• Goal of the exercise:
In the copy, keep every record exact and leave out all images.

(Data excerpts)
☆ ☆ ☆ ☆

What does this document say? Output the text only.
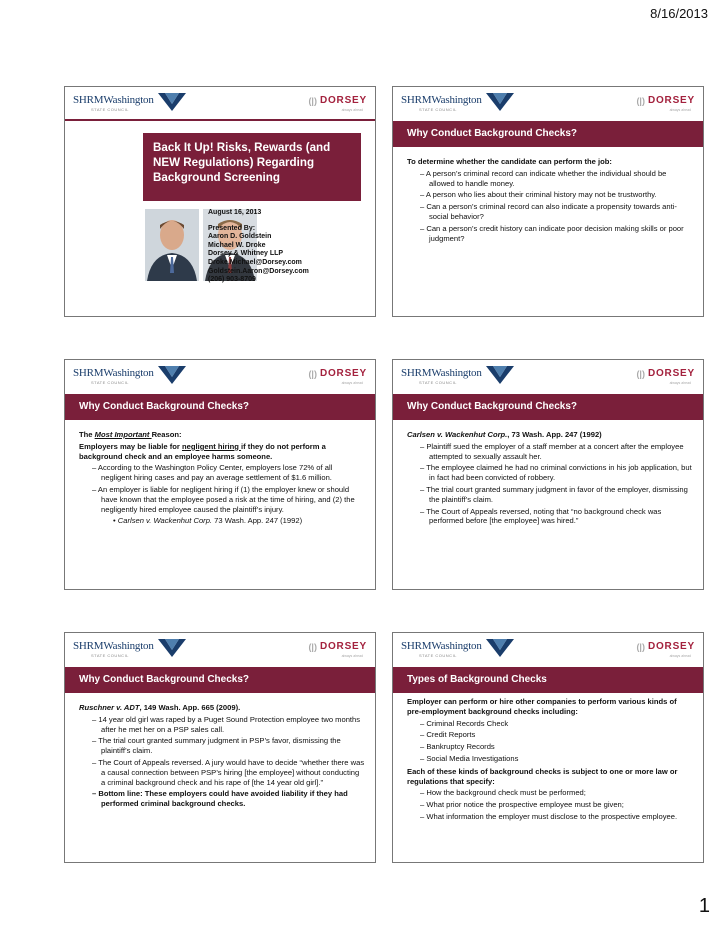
8/16/2013
SHRMWashington
STATE COUNCIL
(|) DORSEY
always ahead
Back It Up! Risks, Rewards (and NEW Regulations) Regarding Background Screening
August 16, 2013
Presented By:
Aaron D. Goldstein
Michael W. Droke
Dorsey & Whitney LLP
Droke.Michael@Dorsey.com
Goldstein.Aaron@Dorsey.com
(206) 903-8709
SHRMWashington
STATE COUNCIL
(|) DORSEY
always ahead
Why Conduct Background Checks?

To determine whether the candidate can perform the job:

– A person’s criminal record can indicate whether the individual should be allowed to handle money.

– A person who lies about their criminal history may not be trustworthy.

– Can a person’s criminal record can also indicate a propensity towards anti-social behavior?

– Can a person’s credit history can indicate poor decision making skills or poor judgment?

SHRMWashington
STATE COUNCIL
(|) DORSEY
always ahead
Why Conduct Background Checks?

The Most Important Reason:

Employers may be liable for negligent hiring if they do not perform a background check and an employee harms someone.

– According to the Washington Policy Center, employers lose 72% of all negligent hiring cases and pay an average settlement of $1.6 million.

– An employer is liable for negligent hiring if (1) the employer knew or should have known that the employee posed a risk at the time of hiring, and (2) the negligently hired employee caused the plaintiff’s injury.

• Carlsen v. Wackenhut Corp. 73 Wash. App. 247 (1992)

SHRMWashington
STATE COUNCIL
(|) DORSEY
always ahead
Why Conduct Background Checks?

Carlsen v. Wackenhut Corp., 73 Wash. App. 247 (1992)

– Plaintiff sued the employer of a staff member at a concert after the employee attempted to sexually assault her.

– The employee claimed he had no criminal convictions in his job application, but in fact had been convicted of robbery.

– The trial court granted summary judgment in favor of the employer, dismissing the plaintiff’s claim.

– The Court of Appeals reversed, noting that “no background check was performed before [the employee] was hired.”

SHRMWashington
STATE COUNCIL
(|) DORSEY
always ahead
Why Conduct Background Checks?

Ruschner v. ADT, 149 Wash. App. 665 (2009).

– 14 year old girl was raped by a Puget Sound Protection employee two months after he met her on a PSP sales call.

– The trial court granted summary judgment in PSP’s favor, dismissing the plaintiff’s claim.

– The Court of Appeals reversed. A jury would have to decide “whether there was a causal connection between PSP’s hiring [the employee] without conducting a criminal background check and his rape of [the 14 year old girl].”

– Bottom line: These employers could have avoided liability if they had performed criminal background checks.

SHRMWashington
STATE COUNCIL
(|) DORSEY
always ahead
Types of Background Checks

Employer can perform or hire other companies to perform various kinds of pre-employment background checks including:

– Criminal Records Check

– Credit Reports

– Bankruptcy Records

– Social Media Investigations

Each of these kinds of background checks is subject to one or more law or regulations that specify:

– How the background check must be performed;

– What prior notice the prospective employee must be given;

– What information the employer must disclose to the prospective employee.

1
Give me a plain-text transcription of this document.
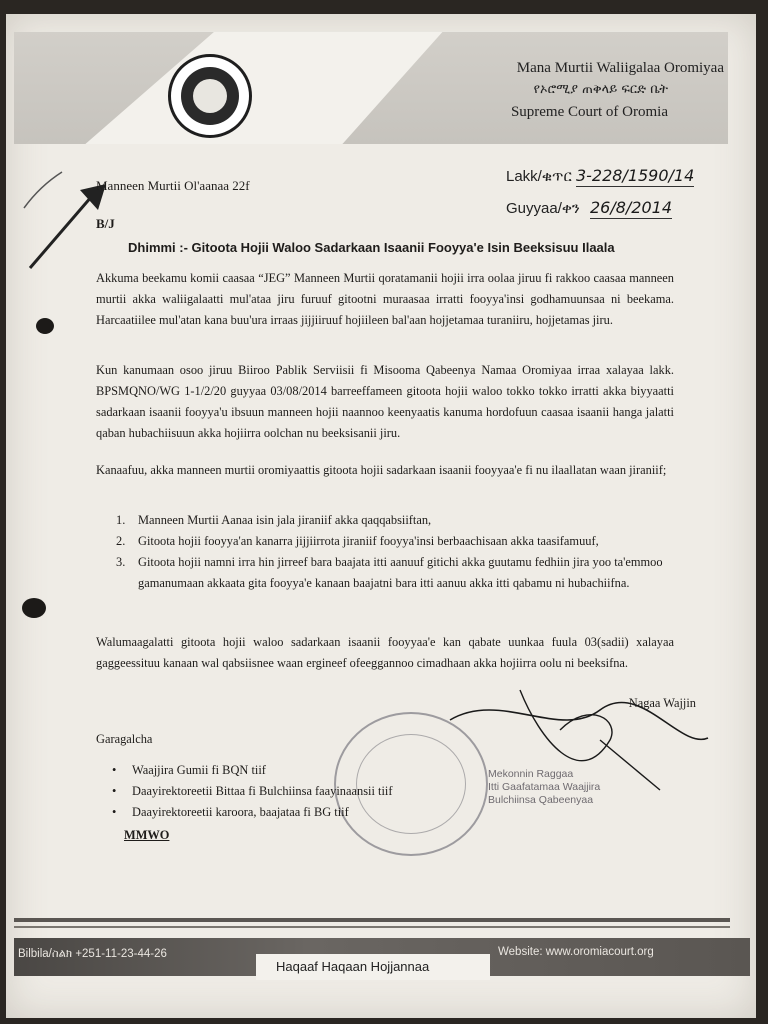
Mana Murtii Waliigalaa Oromiyaa
የኦሮሚያ ጠቅላይ ፍርድ ቤት
Supreme Court of Oromia
Lakk/ቁጥር 3-228/1590/14
Guyyaa/ቀን 26/8/2014
Manneen Murtii Ol'aanaa 22f
B/J
Dhimmi :- Gitoota Hojii Waloo Sadarkaan Isaanii Fooyya'e Isin Beeksisuu Ilaala
Akkuma beekamu komii caasaa “JEG” Manneen Murtii qoratamanii hojii irra oolaa jiruu fi rakkoo caasaa manneen murtii akka waliigalaatti mul'ataa jiru furuuf gitootni muraasaa irratti fooyya'insi godhamuunsaa ni beekama. Harcaatiilee mul'atan kana buu'ura irraas jijjiiruuf hojiileen bal'aan hojjetamaa turaniiru, hojjetamas jiru.
Kun kanumaan osoo jiruu Biiroo Pablik Serviisii fi Misooma Qabeenya Namaa Oromiyaa irraa xalayaa lakk. BPSMQNO/WG 1-1/2/20 guyyaa 03/08/2014 barreeffameen gitoota hojii waloo tokko tokko irratti akka biyyaatti sadarkaan isaanii fooyya'u ibsuun manneen hojii naannoo keenyaatis kanuma hordofuun caasaa isaanii hanga jalatti qaban hubachiisuun akka hojiirra oolchan nu beeksisanii jiru.
Kanaafuu, akka manneen murtii oromiyaattis gitoota hojii sadarkaan isaanii fooyyaa'e fi nu ilaallatan waan jiraniif;
1. Manneen Murtii Aanaa isin jala jiraniif akka qaqqabsiiftan,
2. Gitoota hojii fooyya'an kanarra jijjiirrota jiraniif fooyya'insi berbaachisaan akka taasifamuuf,
3. Gitoota hojii namni irra hin jirreef bara baajata itti aanuuf gitichi akka guutamu fedhiin jira yoo ta'emmoo gamanumaan akkaata gita fooyya'e kanaan baajatni bara itti aanuu akka itti qabamu ni hubachiifna.
Walumaagalatti gitoota hojii waloo sadarkaan isaanii fooyyaa'e kan qabate uunkaa fuula 03(sadii) xalayaa gaggeessituu kanaan wal qabsiisnee waan ergineef ofeeggannoo cimadhaan akka hojiirra oolu ni beeksifna.
Nagaa Wajjin
Mekonnin Raggaa
Itti Gaafatamaa Waajjira
Bulchiinsa Qabeenyaa
Garagalcha
• Waajjira Gumii fi BQN tiif
• Daayirektoreetii Bittaa fi Bulchiinsa faayinaansii tiif
• Daayirektoreetii karoora, baajataa fi BG tiif
MMWO
Bilbila/ስልክ +251-11-23-44-26	Website: www.oromiacourt.org
Haqaaf Haqaan Hojjannaa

☆ ☆ ☆ ☆

• The answer:
What does this document say? Output the text only.
8/16/2013
SHRMWashington
STATE COUNCIL
(|) DORSEY
always ahead
Back It Up! Risks, Rewards (and NEW Regulations) Regarding Background Screening
August 16, 2013
Presented By:
Aaron D. Goldstein
Michael W. Droke
Dorsey & Whitney LLP
Droke.Michael@Dorsey.com
Goldstein.Aaron@Dorsey.com
(206) 903-8709
SHRMWashington
STATE COUNCIL
(|) DORSEY
always ahead
Why Conduct Background Checks?

To determine whether the candidate can perform the job:

– A person’s criminal record can indicate whether the individual should be allowed to handle money.

– A person who lies about their criminal history may not be trustworthy.

– Can a person’s criminal record can also indicate a propensity towards anti-social behavior?

– Can a person’s credit history can indicate poor decision making skills or poor judgment?

SHRMWashington
STATE COUNCIL
(|) DORSEY
always ahead
Why Conduct Background Checks?

The Most Important Reason:

Employers may be liable for negligent hiring if they do not perform a background check and an employee harms someone.

– According to the Washington Policy Center, employers lose 72% of all negligent hiring cases and pay an average settlement of $1.6 million.

– An employer is liable for negligent hiring if (1) the employer knew or should have known that the employee posed a risk at the time of hiring, and (2) the negligently hired employee caused the plaintiff’s injury.

• Carlsen v. Wackenhut Corp. 73 Wash. App. 247 (1992)

SHRMWashington
STATE COUNCIL
(|) DORSEY
always ahead
Why Conduct Background Checks?

Carlsen v. Wackenhut Corp., 73 Wash. App. 247 (1992)

– Plaintiff sued the employer of a staff member at a concert after the employee attempted to sexually assault her.

– The employee claimed he had no criminal convictions in his job application, but in fact had been convicted of robbery.

– The trial court granted summary judgment in favor of the employer, dismissing the plaintiff’s claim.

– The Court of Appeals reversed, noting that “no background check was performed before [the employee] was hired.”

SHRMWashington
STATE COUNCIL
(|) DORSEY
always ahead
Why Conduct Background Checks?

Ruschner v. ADT, 149 Wash. App. 665 (2009).

– 14 year old girl was raped by a Puget Sound Protection employee two months after he met her on a PSP sales call.

– The trial court granted summary judgment in PSP’s favor, dismissing the plaintiff’s claim.

– The Court of Appeals reversed. A jury would have to decide “whether there was a causal connection between PSP’s hiring [the employee] without conducting a criminal background check and his rape of [the 14 year old girl].”

– Bottom line: These employers could have avoided liability if they had performed criminal background checks.

SHRMWashington
STATE COUNCIL
(|) DORSEY
always ahead
Types of Background Checks

Employer can perform or hire other companies to perform various kinds of pre-employment background checks including:

– Criminal Records Check

– Credit Reports

– Bankruptcy Records

– Social Media Investigations

Each of these kinds of background checks is subject to one or more law or regulations that specify:

– How the background check must be performed;

– What prior notice the prospective employee must be given;

– What information the employer must disclose to the prospective employee.

1
Give me a plain-text transcription of this document.
Mana Murtii Waliigalaa Oromiyaa
የኦሮሚያ ጠቅላይ ፍርድ ቤት
Supreme Court of Oromia
Lakk/ቁጥር 3-228/1590/14
Guyyaa/ቀን 26/8/2014
Manneen Murtii Ol'aanaa 22f
B/J
Dhimmi :- Gitoota Hojii Waloo Sadarkaan Isaanii Fooyya'e Isin Beeksisuu Ilaala
Akkuma beekamu komii caasaa “JEG” Manneen Murtii qoratamanii hojii irra oolaa jiruu fi rakkoo caasaa manneen murtii akka waliigalaatti mul'ataa jiru furuuf gitootni muraasaa irratti fooyya'insi godhamuunsaa ni beekama. Harcaatiilee mul'atan kana buu'ura irraas jijjiiruuf hojiileen bal'aan hojjetamaa turaniiru, hojjetamas jiru.
Kun kanumaan osoo jiruu Biiroo Pablik Serviisii fi Misooma Qabeenya Namaa Oromiyaa irraa xalayaa lakk. BPSMQNO/WG 1-1/2/20 guyyaa 03/08/2014 barreeffameen gitoota hojii waloo tokko tokko irratti akka biyyaatti sadarkaan isaanii fooyya'u ibsuun manneen hojii naannoo keenyaatis kanuma hordofuun caasaa isaanii hanga jalatti qaban hubachiisuun akka hojiirra oolchan nu beeksisanii jiru.
Kanaafuu, akka manneen murtii oromiyaattis gitoota hojii sadarkaan isaanii fooyyaa'e fi nu ilaallatan waan jiraniif;
1. Manneen Murtii Aanaa isin jala jiraniif akka qaqqabsiiftan,
2. Gitoota hojii fooyya'an kanarra jijjiirrota jiraniif fooyya'insi berbaachisaan akka taasifamuuf,
3. Gitoota hojii namni irra hin jirreef bara baajata itti aanuuf gitichi akka guutamu fedhiin jira yoo ta'emmoo gamanumaan akkaata gita fooyya'e kanaan baajatni bara itti aanuu akka itti qabamu ni hubachiifna.
Walumaagalatti gitoota hojii waloo sadarkaan isaanii fooyyaa'e kan qabate uunkaa fuula 03(sadii) xalayaa gaggeessituu kanaan wal qabsiisnee waan ergineef ofeeggannoo cimadhaan akka hojiirra oolu ni beeksifna.
Nagaa Wajjin
Mekonnin Raggaa
Itti Gaafatamaa Waajjira
Bulchiinsa Qabeenyaa
Garagalcha
• Waajjira Gumii fi BQN tiif
• Daayirektoreetii Bittaa fi Bulchiinsa faayinaansii tiif
• Daayirektoreetii karoora, baajataa fi BG tiif
MMWO
Bilbila/ስልክ +251-11-23-44-26	Website: www.oromiacourt.org
Haqaaf Haqaan Hojjannaa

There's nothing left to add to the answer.